Written exercise: Scan the material that follows. Copy every line containing the word "ylabel".

* BEGIN Dataset records *

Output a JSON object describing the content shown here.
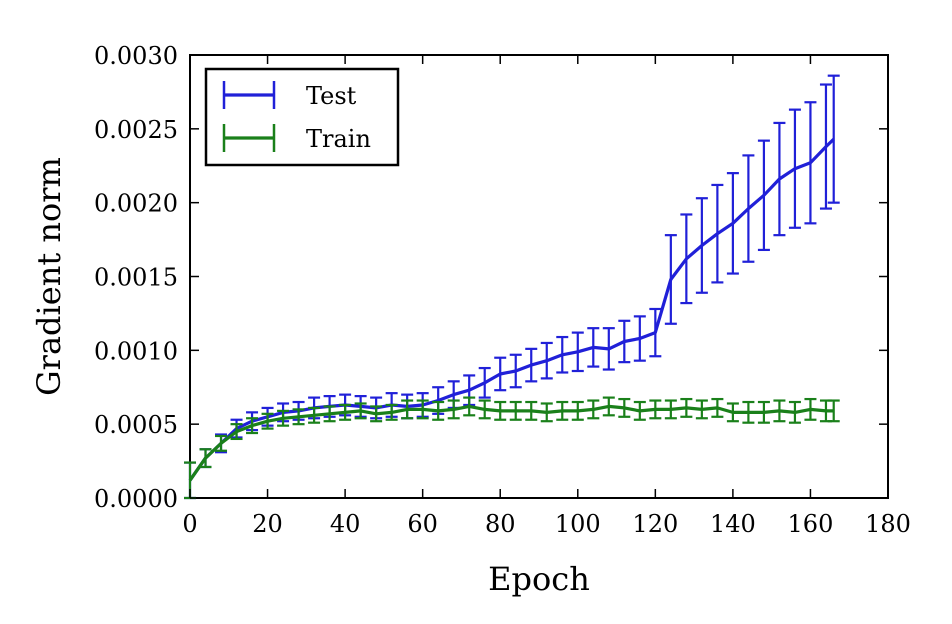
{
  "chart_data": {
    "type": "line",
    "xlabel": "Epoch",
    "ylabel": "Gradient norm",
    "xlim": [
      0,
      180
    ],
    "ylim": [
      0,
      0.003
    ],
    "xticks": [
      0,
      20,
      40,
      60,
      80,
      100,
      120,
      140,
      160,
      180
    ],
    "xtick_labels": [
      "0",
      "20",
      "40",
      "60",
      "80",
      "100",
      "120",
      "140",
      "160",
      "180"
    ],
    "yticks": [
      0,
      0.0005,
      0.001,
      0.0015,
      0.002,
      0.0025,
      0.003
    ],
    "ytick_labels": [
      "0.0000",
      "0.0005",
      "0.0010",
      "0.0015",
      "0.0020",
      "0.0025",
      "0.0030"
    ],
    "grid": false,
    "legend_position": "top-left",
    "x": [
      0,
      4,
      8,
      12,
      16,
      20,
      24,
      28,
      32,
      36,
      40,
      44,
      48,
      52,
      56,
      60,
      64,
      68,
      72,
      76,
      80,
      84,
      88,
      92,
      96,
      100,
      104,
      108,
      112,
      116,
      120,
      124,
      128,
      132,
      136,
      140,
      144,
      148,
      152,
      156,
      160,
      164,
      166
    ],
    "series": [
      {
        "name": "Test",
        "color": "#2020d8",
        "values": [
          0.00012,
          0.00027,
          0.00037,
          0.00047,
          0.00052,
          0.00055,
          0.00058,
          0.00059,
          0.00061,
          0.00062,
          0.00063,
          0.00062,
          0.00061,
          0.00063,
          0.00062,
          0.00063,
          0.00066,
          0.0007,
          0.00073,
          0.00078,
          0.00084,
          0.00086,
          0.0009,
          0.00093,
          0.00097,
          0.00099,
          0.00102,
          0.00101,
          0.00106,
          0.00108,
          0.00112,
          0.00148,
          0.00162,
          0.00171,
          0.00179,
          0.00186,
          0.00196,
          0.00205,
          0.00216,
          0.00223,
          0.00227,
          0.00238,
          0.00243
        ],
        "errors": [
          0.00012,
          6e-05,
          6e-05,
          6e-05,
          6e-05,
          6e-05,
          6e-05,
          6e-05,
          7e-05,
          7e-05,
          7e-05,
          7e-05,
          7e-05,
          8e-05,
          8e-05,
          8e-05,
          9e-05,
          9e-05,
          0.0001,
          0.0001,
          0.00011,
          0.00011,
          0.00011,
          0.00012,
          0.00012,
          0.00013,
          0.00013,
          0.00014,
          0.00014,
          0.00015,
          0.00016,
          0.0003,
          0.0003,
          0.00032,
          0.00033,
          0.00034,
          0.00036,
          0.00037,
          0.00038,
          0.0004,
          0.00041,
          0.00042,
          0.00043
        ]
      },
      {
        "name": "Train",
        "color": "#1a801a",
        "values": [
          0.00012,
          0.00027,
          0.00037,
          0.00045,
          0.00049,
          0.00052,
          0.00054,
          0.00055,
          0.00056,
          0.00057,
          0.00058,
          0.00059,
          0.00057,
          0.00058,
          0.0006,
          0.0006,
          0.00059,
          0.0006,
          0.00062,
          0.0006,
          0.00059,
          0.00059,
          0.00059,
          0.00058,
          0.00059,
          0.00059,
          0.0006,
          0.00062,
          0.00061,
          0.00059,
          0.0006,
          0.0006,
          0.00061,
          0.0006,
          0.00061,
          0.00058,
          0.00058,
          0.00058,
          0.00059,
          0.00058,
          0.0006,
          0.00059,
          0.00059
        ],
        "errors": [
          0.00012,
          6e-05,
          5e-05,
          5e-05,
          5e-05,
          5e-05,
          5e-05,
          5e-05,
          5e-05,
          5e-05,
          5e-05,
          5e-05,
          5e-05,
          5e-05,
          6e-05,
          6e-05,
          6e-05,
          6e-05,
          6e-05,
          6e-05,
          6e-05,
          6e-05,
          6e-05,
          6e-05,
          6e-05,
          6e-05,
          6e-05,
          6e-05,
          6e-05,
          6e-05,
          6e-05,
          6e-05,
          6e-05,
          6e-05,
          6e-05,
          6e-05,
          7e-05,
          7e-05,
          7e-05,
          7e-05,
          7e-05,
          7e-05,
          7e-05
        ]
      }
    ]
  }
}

* END Dataset records *
* BEGIN Dataset records *

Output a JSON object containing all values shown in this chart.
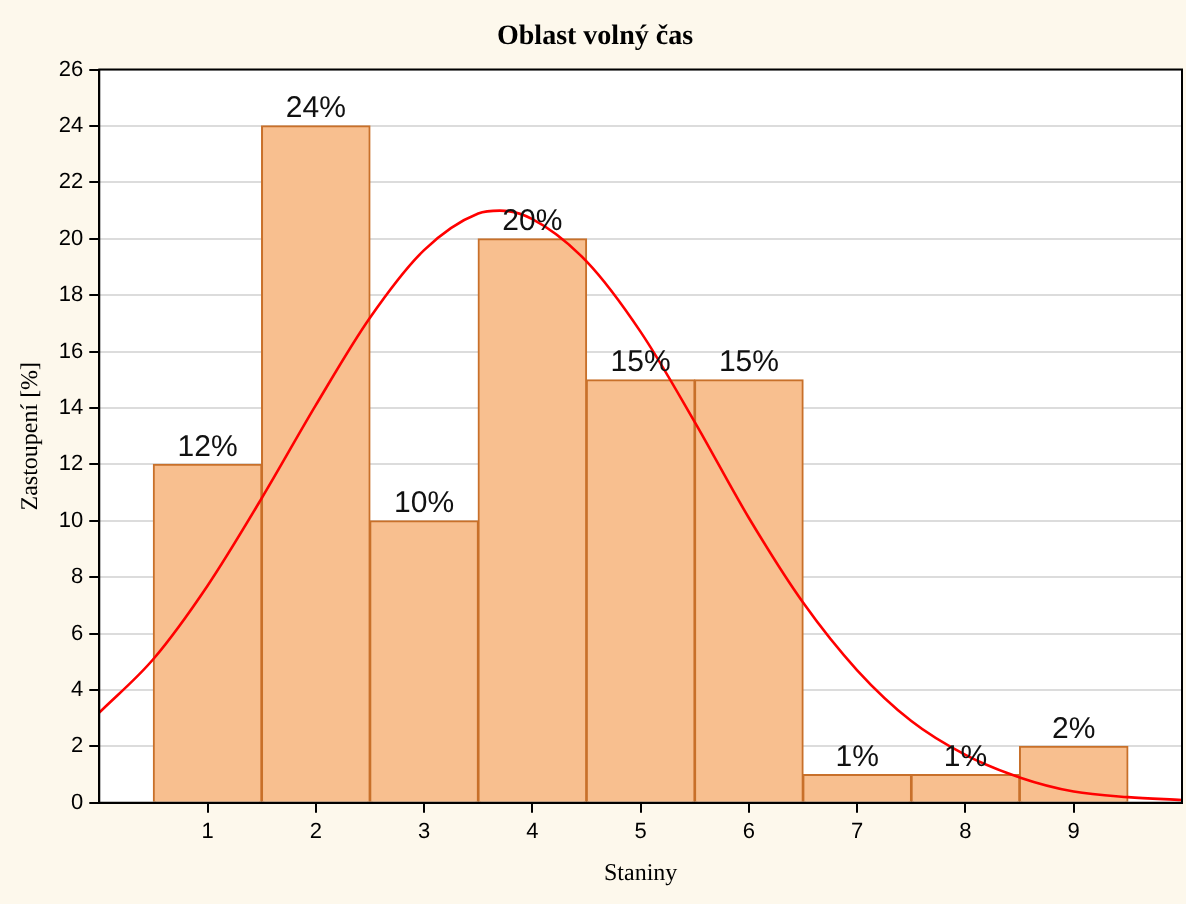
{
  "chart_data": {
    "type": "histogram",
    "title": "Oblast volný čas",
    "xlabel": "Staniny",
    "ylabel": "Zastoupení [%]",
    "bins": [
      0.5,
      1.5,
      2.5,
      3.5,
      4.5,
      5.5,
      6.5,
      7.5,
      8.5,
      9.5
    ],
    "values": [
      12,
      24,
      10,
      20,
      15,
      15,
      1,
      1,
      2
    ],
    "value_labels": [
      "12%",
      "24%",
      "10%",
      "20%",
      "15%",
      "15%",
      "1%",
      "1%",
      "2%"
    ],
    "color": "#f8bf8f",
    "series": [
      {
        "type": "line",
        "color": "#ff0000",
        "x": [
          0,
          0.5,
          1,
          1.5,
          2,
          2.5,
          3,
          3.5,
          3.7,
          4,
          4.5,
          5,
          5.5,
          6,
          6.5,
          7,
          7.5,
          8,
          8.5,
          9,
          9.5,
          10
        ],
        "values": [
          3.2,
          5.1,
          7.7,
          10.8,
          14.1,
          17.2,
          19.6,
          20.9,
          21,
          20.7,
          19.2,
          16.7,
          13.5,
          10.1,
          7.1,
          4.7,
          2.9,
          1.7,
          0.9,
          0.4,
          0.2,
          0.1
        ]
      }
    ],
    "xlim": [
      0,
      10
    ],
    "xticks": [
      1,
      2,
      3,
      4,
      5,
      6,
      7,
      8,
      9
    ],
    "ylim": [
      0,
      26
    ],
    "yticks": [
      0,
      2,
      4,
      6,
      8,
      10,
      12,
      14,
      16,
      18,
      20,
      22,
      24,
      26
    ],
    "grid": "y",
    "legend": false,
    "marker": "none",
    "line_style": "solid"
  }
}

* END Dataset records *

Exercise answer:
    "ylabel": "Gradient norm",
    "ylabel": "Zastoupení [%]",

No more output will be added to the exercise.